* start Data to use *

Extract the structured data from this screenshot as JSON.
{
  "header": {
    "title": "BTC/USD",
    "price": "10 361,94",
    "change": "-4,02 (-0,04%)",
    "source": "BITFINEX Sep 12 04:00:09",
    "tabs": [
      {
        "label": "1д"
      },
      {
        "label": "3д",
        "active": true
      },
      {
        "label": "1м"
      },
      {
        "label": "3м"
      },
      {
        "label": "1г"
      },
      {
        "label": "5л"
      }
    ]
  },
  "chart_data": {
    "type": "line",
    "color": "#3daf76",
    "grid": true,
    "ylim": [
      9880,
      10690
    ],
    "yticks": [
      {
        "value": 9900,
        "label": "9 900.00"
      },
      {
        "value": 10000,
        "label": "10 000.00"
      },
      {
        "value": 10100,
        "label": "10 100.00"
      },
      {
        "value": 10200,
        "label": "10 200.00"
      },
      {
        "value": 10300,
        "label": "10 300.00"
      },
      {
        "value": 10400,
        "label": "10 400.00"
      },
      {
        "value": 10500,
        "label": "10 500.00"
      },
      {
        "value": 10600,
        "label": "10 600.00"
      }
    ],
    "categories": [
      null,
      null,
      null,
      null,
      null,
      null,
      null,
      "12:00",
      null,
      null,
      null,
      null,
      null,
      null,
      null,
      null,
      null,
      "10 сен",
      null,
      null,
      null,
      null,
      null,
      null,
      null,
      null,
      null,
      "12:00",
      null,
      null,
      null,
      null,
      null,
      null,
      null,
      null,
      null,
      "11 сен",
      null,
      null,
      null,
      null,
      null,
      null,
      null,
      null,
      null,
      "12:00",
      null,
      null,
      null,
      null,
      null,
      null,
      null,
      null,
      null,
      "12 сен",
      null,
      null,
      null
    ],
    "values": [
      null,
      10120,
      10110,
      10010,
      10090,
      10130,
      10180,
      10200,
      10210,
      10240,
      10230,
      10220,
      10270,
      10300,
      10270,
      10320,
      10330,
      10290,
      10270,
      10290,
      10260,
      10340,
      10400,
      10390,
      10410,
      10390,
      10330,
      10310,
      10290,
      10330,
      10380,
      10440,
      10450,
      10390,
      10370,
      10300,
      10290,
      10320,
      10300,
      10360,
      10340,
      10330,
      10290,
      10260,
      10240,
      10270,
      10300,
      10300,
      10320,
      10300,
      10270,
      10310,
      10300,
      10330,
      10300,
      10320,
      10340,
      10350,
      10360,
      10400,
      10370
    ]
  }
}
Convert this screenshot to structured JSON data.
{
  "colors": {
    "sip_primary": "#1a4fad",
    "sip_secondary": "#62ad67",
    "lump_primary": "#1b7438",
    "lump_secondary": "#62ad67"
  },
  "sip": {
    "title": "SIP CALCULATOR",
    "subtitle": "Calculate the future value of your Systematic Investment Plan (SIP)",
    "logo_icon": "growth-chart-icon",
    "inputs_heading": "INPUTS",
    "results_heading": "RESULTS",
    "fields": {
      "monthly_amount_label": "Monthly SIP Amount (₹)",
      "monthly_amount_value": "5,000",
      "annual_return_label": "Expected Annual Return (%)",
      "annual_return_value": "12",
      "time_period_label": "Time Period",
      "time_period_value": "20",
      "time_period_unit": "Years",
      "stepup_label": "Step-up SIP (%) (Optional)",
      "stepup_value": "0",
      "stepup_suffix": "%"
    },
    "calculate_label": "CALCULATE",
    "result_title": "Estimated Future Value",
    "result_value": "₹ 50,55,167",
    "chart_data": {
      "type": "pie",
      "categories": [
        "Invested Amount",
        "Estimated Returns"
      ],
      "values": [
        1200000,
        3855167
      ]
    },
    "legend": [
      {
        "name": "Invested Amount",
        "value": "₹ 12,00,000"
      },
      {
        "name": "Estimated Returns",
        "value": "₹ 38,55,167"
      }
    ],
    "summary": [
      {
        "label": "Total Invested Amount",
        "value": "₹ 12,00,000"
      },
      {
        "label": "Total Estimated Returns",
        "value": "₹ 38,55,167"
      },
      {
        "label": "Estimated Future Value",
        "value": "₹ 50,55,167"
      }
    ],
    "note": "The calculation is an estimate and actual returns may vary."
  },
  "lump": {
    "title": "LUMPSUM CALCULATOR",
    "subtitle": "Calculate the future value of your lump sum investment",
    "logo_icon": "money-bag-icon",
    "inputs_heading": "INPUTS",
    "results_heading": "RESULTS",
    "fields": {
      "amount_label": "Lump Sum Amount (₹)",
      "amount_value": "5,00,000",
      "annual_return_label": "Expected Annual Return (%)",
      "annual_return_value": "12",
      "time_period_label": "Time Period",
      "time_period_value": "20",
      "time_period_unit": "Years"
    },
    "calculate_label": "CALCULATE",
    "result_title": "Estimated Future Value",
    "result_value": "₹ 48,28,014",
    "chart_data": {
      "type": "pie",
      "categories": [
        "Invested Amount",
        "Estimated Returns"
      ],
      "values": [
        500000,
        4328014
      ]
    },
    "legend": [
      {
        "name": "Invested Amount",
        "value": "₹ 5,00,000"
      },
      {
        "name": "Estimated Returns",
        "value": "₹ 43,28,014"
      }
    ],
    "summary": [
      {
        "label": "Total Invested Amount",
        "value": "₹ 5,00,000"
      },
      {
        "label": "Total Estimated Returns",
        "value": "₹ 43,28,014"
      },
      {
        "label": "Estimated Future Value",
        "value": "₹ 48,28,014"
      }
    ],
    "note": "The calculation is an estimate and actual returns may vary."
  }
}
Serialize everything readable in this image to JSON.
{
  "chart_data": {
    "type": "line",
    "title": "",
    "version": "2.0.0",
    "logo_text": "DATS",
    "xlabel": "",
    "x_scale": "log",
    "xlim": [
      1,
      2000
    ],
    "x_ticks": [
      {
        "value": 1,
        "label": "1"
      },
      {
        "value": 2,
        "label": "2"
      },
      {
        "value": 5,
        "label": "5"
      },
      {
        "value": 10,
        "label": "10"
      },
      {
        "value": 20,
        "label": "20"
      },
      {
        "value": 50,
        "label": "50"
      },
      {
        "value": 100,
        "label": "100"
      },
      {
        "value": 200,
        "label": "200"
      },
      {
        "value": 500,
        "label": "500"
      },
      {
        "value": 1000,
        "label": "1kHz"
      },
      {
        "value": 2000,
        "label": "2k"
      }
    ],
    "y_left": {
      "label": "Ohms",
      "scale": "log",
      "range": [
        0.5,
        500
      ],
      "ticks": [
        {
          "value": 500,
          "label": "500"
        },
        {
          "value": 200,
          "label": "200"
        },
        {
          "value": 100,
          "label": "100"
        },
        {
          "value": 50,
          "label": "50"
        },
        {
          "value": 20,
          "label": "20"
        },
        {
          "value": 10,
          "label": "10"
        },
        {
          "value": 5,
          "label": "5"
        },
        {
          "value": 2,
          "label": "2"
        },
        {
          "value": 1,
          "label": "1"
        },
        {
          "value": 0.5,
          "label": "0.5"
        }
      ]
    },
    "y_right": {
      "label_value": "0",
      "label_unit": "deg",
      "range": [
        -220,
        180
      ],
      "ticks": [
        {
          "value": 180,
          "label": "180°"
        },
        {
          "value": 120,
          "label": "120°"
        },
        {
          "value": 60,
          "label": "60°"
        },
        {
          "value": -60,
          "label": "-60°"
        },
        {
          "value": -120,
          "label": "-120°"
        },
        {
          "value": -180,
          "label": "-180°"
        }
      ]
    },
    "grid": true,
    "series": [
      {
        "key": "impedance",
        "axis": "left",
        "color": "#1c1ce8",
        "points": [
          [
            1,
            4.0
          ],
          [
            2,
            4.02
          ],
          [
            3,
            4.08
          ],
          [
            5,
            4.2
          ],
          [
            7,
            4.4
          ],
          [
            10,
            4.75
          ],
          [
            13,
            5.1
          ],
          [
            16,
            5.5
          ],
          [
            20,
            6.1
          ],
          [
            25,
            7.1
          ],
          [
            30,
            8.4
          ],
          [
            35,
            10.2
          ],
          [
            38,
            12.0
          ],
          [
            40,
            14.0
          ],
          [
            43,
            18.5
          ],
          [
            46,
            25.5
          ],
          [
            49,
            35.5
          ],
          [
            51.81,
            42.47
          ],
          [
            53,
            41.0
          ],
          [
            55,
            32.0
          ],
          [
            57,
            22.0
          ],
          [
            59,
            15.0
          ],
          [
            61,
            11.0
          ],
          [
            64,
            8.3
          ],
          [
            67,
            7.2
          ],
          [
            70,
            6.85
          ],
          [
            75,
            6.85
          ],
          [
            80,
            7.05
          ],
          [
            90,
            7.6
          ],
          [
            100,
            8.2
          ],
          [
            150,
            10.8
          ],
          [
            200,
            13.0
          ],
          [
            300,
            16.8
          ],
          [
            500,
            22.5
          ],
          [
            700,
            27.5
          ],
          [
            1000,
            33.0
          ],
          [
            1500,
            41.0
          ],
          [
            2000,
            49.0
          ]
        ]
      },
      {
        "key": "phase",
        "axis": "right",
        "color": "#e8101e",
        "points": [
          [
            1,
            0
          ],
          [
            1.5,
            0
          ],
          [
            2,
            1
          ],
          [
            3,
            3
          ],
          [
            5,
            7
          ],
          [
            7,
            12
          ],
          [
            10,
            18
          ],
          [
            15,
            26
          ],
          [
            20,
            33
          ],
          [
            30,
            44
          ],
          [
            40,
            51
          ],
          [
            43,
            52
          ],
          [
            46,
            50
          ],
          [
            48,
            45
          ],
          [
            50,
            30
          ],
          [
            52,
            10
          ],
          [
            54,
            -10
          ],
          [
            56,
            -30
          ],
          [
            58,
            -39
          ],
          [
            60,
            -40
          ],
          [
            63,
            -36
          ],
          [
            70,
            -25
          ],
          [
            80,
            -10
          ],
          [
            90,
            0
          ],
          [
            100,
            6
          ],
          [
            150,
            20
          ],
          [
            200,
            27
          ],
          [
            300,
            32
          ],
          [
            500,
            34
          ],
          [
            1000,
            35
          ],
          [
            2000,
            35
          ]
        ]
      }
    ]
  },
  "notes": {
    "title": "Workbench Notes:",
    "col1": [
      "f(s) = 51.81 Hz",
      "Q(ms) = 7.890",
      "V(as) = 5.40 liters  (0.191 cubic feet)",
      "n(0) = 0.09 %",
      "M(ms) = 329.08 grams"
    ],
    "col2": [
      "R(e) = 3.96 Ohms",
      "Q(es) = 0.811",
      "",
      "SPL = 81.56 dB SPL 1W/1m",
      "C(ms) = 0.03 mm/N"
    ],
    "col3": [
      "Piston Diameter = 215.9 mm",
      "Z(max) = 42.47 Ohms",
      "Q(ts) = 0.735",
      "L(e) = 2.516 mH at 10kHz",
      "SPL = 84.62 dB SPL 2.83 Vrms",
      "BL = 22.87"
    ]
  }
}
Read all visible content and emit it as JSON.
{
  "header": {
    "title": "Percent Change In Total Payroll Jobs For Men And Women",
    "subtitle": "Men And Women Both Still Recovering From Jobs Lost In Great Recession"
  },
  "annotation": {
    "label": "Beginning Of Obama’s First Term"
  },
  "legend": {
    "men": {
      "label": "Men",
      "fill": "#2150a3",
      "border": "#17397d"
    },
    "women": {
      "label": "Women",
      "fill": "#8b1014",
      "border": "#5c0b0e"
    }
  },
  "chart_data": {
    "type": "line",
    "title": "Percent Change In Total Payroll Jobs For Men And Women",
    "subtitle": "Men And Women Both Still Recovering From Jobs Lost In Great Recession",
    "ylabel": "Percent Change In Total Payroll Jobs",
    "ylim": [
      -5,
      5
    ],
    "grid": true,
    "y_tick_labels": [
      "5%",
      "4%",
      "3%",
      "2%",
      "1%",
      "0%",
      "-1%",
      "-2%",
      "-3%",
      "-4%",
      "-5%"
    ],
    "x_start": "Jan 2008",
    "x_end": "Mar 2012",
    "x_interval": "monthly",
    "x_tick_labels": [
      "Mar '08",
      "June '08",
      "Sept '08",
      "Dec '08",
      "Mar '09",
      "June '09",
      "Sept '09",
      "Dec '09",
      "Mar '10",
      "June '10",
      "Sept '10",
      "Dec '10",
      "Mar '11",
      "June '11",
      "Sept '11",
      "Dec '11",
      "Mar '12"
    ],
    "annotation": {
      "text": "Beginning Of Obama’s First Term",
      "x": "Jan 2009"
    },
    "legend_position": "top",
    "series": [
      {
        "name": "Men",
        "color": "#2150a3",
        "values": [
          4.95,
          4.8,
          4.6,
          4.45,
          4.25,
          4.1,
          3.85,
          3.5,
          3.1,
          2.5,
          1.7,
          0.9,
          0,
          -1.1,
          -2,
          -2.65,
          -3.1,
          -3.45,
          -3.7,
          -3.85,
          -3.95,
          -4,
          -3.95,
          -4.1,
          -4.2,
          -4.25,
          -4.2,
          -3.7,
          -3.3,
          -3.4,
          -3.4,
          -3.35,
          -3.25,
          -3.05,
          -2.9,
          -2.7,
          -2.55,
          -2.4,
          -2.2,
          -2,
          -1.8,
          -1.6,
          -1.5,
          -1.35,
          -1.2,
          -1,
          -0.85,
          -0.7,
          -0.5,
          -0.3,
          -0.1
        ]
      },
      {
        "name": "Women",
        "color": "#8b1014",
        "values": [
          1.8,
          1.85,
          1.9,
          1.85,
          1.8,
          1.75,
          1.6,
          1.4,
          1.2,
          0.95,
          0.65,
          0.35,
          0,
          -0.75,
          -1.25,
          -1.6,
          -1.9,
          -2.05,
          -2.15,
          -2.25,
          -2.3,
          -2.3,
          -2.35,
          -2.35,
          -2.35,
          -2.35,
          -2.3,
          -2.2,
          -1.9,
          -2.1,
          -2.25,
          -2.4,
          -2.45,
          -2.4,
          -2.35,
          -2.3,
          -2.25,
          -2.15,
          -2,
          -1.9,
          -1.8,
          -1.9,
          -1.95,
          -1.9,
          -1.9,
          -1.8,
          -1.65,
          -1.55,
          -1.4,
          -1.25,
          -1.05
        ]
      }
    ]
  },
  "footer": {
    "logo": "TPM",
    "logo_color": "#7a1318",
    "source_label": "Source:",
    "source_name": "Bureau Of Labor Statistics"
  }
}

* end Data to use *

▶ _Problem requirements_:
List every line above that contains the word "structured".

▶ _The solution_:
Extract the structured data from this screenshot as JSON.
Convert this screenshot to structured JSON data.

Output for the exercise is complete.